Search the entries below. Return every line that has "same" in it.

(Stored entries)
┄┄┄┄┄┄┄┄┄┄

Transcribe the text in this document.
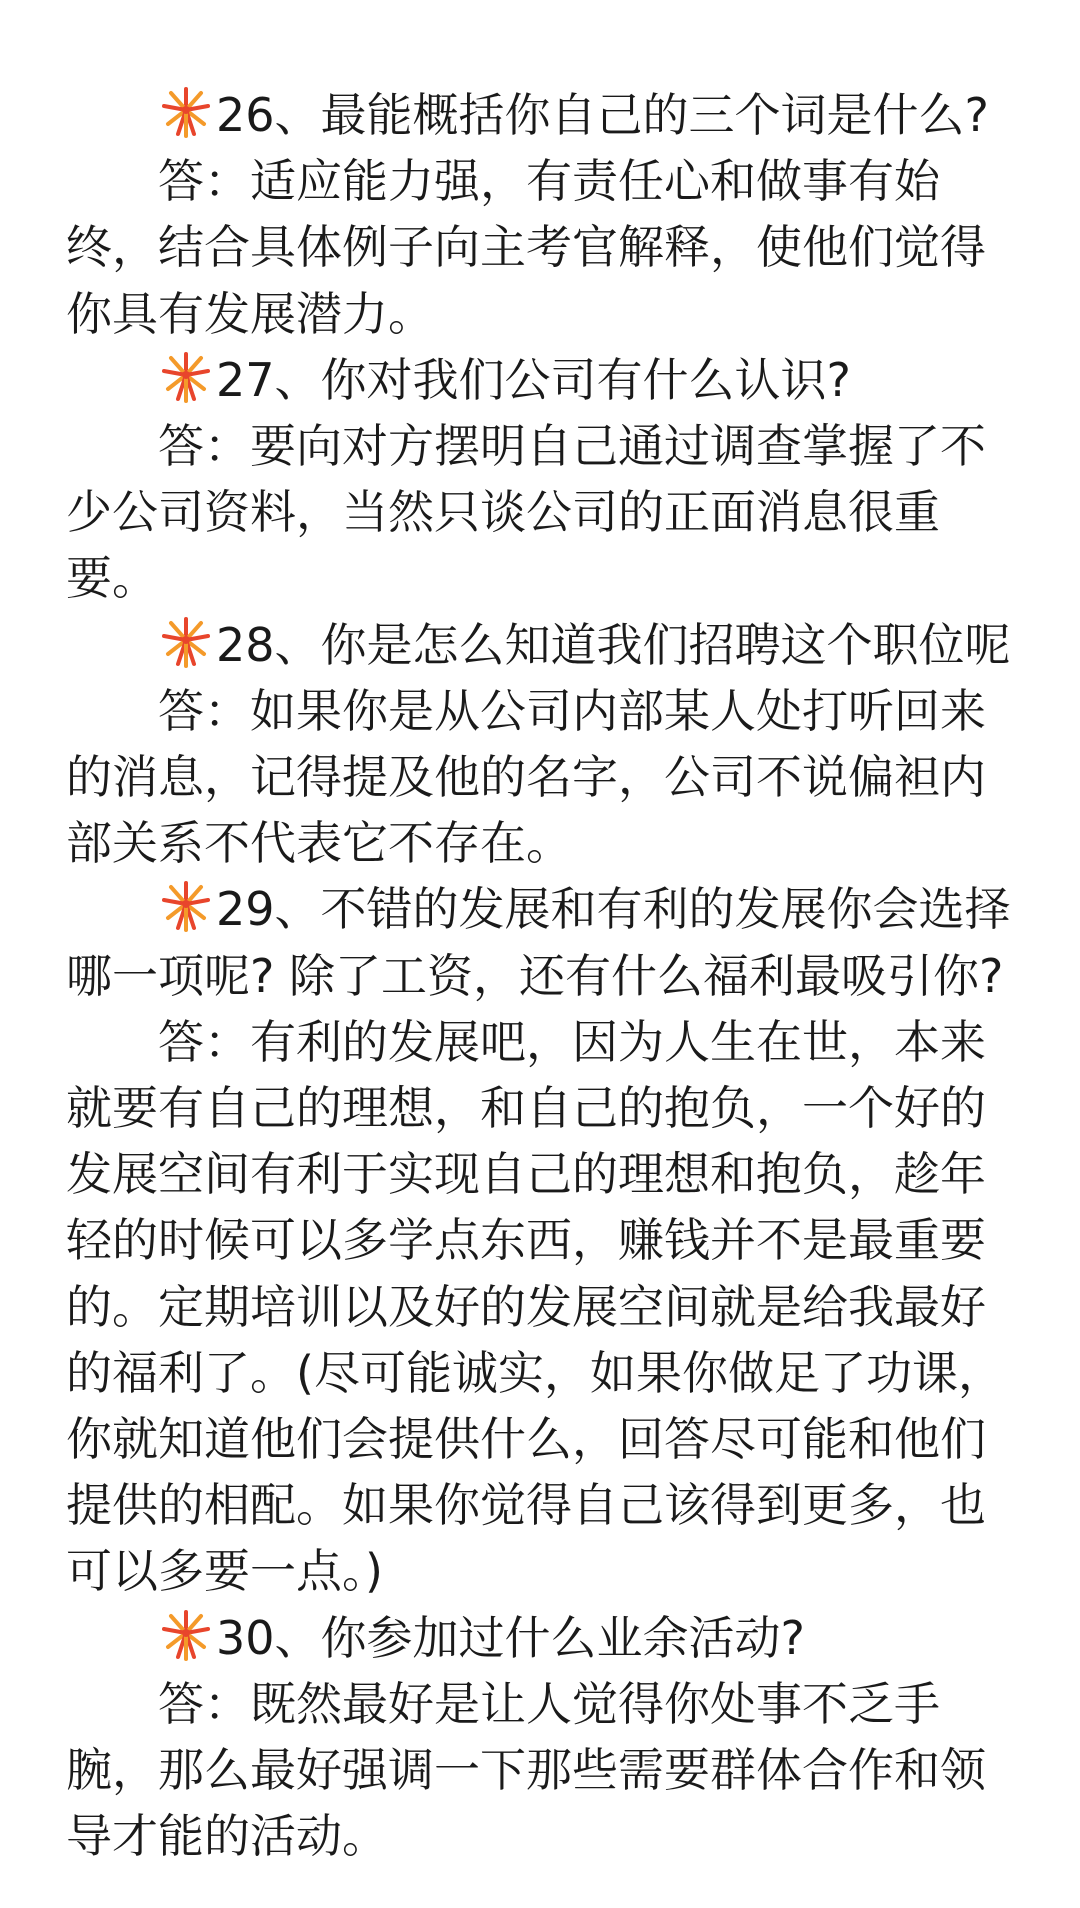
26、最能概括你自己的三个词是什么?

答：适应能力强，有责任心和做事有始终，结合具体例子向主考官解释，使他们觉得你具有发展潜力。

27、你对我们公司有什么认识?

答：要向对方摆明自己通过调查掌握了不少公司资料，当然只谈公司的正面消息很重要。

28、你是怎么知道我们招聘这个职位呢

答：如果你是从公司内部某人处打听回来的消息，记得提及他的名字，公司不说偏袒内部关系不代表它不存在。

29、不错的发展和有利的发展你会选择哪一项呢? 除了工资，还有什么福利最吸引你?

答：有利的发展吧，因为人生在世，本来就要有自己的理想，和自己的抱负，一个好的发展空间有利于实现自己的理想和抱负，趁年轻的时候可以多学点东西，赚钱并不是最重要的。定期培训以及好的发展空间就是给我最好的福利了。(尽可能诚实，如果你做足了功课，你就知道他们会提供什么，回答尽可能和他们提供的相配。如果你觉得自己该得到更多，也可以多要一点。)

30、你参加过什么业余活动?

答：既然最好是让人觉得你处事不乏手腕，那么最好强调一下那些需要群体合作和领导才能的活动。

┄┄┄┄┄┄┄┄┄┄

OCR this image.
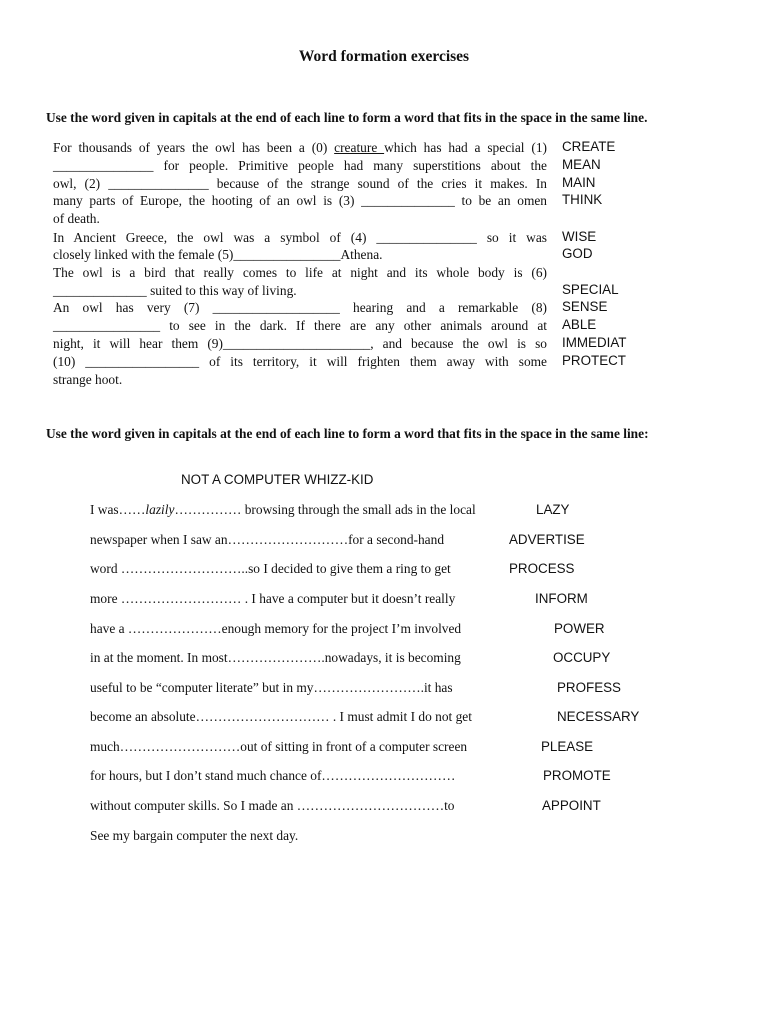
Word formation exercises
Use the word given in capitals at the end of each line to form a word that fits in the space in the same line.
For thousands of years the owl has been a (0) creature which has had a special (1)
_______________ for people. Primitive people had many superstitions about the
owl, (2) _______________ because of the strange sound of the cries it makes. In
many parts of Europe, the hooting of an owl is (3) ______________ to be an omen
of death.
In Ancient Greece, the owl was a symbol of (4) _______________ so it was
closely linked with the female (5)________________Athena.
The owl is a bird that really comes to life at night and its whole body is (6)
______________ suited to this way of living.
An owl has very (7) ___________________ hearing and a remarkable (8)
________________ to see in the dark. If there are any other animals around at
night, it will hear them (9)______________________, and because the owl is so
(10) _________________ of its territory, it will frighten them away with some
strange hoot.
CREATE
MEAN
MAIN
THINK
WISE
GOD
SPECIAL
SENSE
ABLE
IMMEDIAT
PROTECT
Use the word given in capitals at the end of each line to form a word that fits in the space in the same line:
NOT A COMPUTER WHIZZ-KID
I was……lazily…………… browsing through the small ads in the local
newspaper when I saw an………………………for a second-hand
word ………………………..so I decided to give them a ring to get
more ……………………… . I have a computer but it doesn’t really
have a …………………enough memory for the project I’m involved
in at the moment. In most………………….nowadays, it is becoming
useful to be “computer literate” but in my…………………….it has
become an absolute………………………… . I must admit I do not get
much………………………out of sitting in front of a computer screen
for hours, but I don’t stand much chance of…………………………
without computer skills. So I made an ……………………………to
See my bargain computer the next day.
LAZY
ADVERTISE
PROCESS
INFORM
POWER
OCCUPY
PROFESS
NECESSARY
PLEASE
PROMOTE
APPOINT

┄┄┄┄┄┄┄┄┄┄

• Reply
Use the word given in capitals at the end of each line to form a word that fits in the space in the same line.
Use the word given in capitals at the end of each line to form a word that fits in the space in the same line:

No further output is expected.